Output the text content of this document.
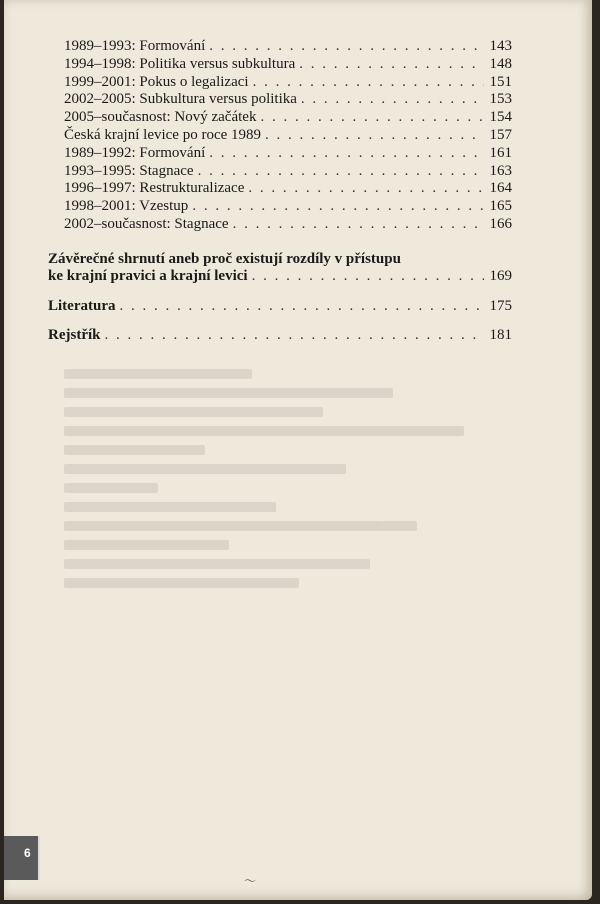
1989–1993: Formování . . .	143
1994–1998: Politika versus subkultura . . .	148
1999–2001: Pokus o legalizaci . . .	151
2002–2005: Subkultura versus politika . . .	153
2005–současnost: Nový začátek . . .	154
Česká krajní levice po roce 1989 . . .	157
1989–1992: Formování . . .	161
1993–1995: Stagnace . . .	163
1996–1997: Restrukturalizace . . .	164
1998–2001: Vzestup . . .	165
2002–současnost: Stagnace . . .	166
Závěrečné shrnutí aneb proč existují rozdíly v přístupu
ke krajní pravici a krajní levici . . .	169
Literatura . . .	175
Rejstřík . . .	181
～
6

###

GIVEN EXERCISE: Transcribe every line from the records above without alteration, and leave out the images.

REPLY TO THE TASK:
Output the text content of this document.
1989–1993: Formování . . .	143
1994–1998: Politika versus subkultura . . .	148
1999–2001: Pokus o legalizaci . . .	151
2002–2005: Subkultura versus politika . . .	153
2005–současnost: Nový začátek . . .	154
Česká krajní levice po roce 1989 . . .	157
1989–1992: Formování . . .	161
1993–1995: Stagnace . . .	163
1996–1997: Restrukturalizace . . .	164
1998–2001: Vzestup . . .	165
2002–současnost: Stagnace . . .	166
Závěrečné shrnutí aneb proč existují rozdíly v přístupu
ke krajní pravici a krajní levici . . .	169
Literatura . . .	175
Rejstřík . . .	181
～
6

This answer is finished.